## [Goal]
Identify each line holding the string "below" and copy it.
** start Data records **
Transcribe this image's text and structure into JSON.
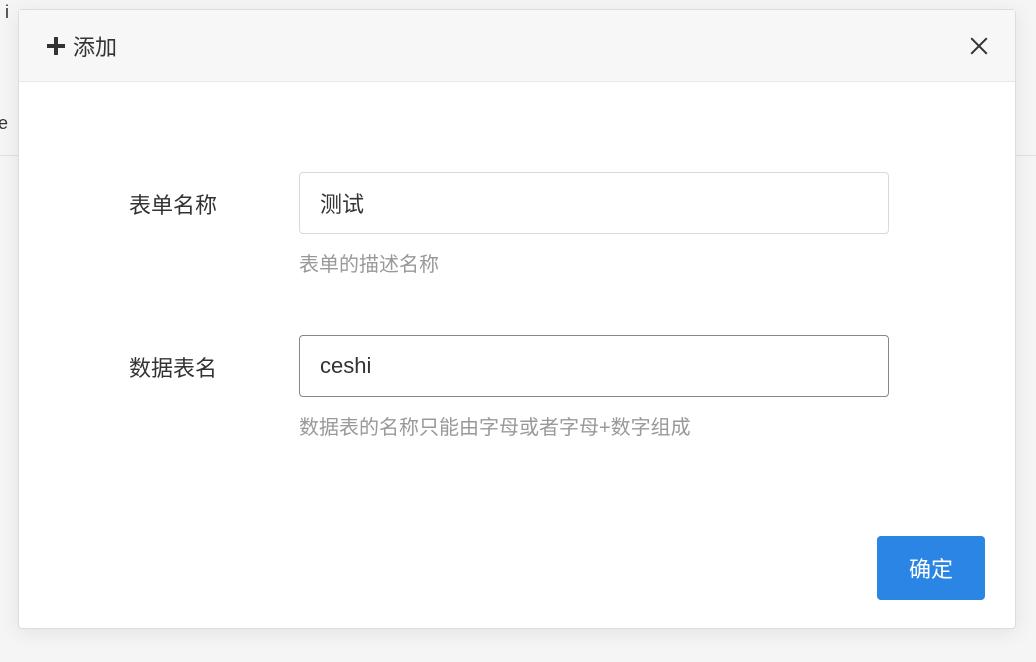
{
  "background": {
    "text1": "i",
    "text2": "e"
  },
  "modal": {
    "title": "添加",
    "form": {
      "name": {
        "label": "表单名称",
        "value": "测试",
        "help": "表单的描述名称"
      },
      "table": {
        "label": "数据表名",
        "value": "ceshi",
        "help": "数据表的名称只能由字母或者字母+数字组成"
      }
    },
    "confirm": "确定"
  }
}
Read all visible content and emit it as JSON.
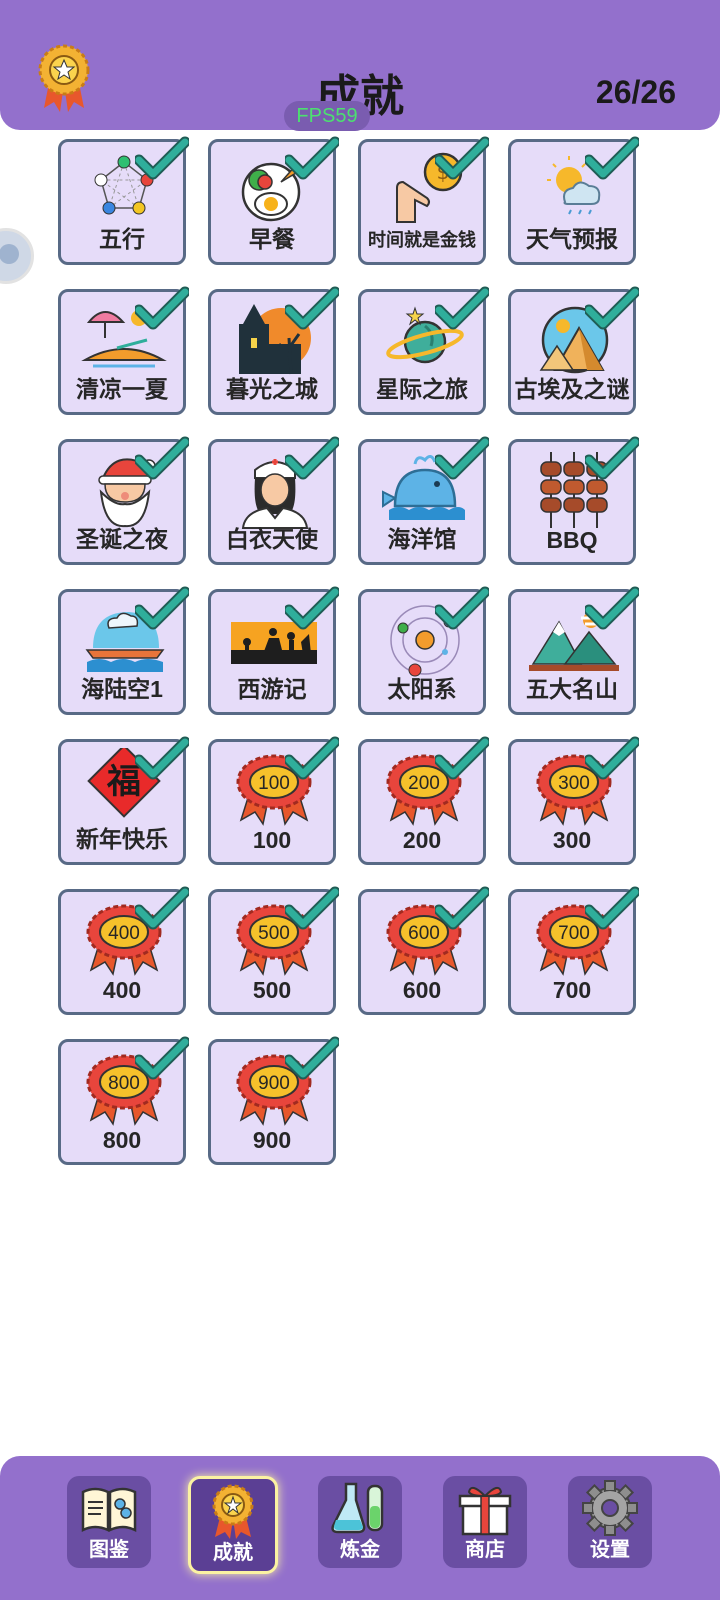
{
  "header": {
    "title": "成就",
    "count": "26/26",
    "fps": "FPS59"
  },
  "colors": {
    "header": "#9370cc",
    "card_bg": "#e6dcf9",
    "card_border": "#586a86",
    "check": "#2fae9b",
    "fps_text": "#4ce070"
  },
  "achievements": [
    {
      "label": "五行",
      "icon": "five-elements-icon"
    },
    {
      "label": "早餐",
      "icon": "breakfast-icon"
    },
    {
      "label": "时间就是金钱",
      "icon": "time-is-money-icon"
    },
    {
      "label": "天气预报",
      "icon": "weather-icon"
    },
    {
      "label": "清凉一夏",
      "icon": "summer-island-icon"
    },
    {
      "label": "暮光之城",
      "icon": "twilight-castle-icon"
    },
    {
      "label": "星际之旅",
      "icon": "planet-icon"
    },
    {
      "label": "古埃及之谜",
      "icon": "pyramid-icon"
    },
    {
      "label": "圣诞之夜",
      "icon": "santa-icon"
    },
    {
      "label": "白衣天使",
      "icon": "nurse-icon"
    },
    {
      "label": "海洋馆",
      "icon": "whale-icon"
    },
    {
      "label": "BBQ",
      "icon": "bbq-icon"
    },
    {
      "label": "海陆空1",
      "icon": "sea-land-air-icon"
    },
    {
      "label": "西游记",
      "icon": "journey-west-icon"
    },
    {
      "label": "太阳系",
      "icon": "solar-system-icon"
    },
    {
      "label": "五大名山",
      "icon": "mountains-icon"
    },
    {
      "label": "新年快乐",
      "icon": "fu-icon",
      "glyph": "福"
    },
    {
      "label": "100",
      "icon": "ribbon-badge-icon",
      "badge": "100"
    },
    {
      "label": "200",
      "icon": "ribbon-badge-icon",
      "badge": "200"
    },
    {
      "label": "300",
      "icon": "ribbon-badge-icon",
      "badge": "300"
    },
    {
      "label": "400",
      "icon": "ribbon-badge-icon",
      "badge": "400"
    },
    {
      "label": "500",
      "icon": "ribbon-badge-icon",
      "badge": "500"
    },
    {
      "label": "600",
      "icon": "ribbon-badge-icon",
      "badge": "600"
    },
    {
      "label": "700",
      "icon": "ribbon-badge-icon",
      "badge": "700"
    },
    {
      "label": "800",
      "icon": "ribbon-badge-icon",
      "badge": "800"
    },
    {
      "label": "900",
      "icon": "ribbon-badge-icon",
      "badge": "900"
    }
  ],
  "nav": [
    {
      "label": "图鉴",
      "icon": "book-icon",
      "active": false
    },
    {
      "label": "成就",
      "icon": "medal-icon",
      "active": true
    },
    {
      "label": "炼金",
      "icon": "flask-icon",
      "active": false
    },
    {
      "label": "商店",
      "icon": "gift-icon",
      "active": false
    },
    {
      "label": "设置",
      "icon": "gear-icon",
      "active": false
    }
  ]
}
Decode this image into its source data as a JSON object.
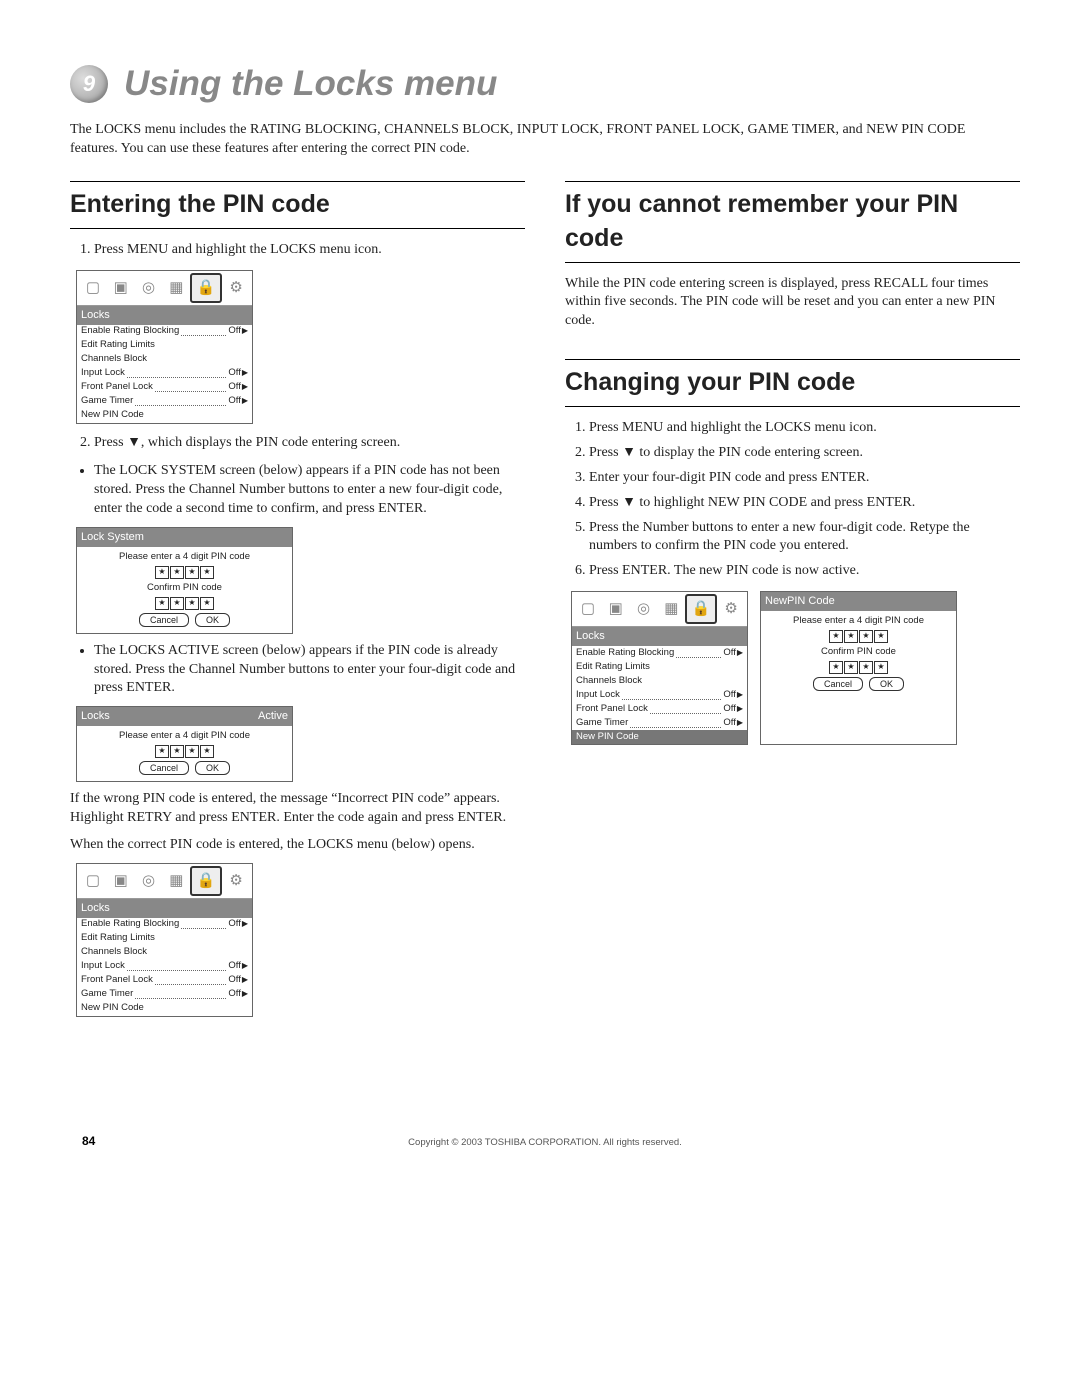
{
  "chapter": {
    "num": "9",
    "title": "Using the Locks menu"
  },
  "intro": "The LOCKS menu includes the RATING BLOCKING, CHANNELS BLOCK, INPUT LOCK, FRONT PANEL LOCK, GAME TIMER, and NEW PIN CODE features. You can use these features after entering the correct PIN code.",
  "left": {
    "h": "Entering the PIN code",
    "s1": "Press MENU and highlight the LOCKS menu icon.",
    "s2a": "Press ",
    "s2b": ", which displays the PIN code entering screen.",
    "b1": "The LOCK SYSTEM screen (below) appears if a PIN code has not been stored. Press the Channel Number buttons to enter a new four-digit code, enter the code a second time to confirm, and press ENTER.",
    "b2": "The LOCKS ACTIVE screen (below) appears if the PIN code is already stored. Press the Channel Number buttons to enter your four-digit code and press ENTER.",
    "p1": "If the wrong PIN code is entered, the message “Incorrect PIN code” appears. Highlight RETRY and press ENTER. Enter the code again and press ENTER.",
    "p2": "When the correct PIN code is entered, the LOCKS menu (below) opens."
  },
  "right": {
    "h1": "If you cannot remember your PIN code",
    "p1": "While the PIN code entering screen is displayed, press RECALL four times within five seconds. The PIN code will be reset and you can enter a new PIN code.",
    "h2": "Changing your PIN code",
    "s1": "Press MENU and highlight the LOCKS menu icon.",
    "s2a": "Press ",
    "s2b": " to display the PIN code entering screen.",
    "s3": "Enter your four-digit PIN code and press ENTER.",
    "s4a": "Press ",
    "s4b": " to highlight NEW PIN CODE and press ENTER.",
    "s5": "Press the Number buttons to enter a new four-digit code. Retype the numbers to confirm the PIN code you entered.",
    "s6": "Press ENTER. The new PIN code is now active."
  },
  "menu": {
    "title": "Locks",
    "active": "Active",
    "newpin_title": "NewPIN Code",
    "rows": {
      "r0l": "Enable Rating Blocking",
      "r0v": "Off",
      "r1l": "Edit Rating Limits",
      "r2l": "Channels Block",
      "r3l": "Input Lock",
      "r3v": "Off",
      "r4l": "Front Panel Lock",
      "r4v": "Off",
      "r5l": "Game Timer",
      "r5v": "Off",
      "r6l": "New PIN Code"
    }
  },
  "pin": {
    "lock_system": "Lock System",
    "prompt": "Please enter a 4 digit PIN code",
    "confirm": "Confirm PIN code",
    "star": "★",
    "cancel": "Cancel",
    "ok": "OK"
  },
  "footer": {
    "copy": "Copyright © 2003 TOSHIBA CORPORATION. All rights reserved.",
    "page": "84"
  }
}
** end Data records **
## [Answer to the exercise]
    "b1": "The LOCK SYSTEM screen (below) appears if a PIN code has not been stored. Press the Channel Number buttons to enter a new four-digit code, enter the code a second time to confirm, and press ENTER.",
    "b2": "The LOCKS ACTIVE screen (below) appears if the PIN code is already stored. Press the Channel Number buttons to enter your four-digit code and press ENTER.",
    "p2": "When the correct PIN code is entered, the LOCKS menu (below) opens."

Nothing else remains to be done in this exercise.